REQUEST 1:
Answer these questions using the passage on the Albany automobile:
(a) Who ran the company that made the car?
(b) To what maximum speed was the engine governed?
(c) Which engine was used from 1974?
REQUEST 2: Proceed with the passage on the Albany automobile, picking up right after its final sentence.

TEXT PROVIDED:
***

The Albany was an English automobile, manufactured by the Albany Motor Carriage Company in Christchurch, Dorset from 1971 - 1997.

==History==
The company was run by two brothers, Bryan and David Shepherd.

The car was designed as a veteran car, in the Edwardian style, but is not a replica of any particular marque although it bears some resemblance to a 1908 Buick. Early models used the BMC A-series engine and suspension from the Morris Minor in a specially built tubular steel chassis. The engine was governed to allow a maximum speed of 40 mph. The car was hand built and quite expensive at £1987 before a long list of extras was added. Purchasers requiring a hood or a screen found themselves invited to pay an extra £70 or £50 for these luxuries.

From 1974 a 1300 cc Standard SC engine from the Triumph Spitfire was used and a longer wheelbase five-seat option came in 1976.

***

[Dataset items]
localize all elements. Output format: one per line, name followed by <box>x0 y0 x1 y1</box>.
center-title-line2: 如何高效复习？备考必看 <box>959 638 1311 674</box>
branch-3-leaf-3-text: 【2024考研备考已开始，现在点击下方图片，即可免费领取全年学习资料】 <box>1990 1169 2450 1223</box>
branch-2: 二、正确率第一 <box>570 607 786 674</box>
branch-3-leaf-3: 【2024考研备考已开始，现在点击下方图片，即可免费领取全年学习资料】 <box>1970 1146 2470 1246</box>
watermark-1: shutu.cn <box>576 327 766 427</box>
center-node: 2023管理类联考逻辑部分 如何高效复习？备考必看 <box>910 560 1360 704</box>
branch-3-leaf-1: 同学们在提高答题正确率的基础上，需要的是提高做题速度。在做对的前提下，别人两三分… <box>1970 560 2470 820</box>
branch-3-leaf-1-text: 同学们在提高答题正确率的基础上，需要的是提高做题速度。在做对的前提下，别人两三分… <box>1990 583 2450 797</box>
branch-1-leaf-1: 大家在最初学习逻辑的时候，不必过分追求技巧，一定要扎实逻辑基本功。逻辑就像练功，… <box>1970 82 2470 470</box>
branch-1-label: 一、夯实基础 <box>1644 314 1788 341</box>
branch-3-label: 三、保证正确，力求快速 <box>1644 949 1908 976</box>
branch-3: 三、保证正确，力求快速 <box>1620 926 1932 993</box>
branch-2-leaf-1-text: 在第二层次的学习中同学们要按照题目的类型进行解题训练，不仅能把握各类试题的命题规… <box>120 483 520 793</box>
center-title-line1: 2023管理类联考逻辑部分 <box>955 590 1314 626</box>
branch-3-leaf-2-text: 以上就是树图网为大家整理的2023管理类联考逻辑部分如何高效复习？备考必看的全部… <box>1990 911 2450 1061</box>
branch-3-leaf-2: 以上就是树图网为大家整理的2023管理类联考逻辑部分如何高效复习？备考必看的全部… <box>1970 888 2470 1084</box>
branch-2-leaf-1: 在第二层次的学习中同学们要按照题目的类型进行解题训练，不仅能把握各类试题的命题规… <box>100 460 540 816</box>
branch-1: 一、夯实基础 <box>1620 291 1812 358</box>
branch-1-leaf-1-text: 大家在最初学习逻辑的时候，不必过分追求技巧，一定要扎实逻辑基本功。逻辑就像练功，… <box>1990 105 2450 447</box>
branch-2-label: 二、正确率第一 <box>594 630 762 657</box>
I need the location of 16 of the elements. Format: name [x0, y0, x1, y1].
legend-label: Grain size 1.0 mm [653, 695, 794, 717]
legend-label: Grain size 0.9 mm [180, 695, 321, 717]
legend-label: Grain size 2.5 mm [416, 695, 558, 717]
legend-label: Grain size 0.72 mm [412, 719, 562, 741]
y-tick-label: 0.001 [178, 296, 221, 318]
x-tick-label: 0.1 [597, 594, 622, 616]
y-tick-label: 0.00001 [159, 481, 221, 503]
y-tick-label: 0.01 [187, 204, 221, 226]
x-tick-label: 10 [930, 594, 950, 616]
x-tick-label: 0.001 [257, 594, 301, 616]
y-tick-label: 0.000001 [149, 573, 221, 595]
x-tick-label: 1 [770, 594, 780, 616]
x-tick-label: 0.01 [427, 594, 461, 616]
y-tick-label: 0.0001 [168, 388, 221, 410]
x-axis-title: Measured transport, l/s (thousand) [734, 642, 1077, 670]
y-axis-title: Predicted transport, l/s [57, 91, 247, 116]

***

TASK RESPONSE 1:
(a) Two brothers, Bryan and David Shepherd.
(b) 40 mph.
(c) A 1300 cc Standard SC engine from the Triumph Spitfire.

TASK RESPONSE 2:
Albany also made a replica 1910 AEC open air bus, based on a Ford D Series lorry chassis, that now provides very brief quasi-vintage bus rides at the Beaulieu motor museum in Hampshire. It appeared in the 1970s remake of the film 'The 39 Steps' starring Robert Powell.

In 1973 about a car every two weeks was being produced and exports to the United States started. However, after about 12 cars were shipped the importing company failed. The price in 1974, now with a 1500cc Triumph engine had risen to £2487. By 1977 110 cars had been built.

As of 1992, the open-top Albany featuring a 1500 cc SC engine was being built for export only.

The company closed in 1997.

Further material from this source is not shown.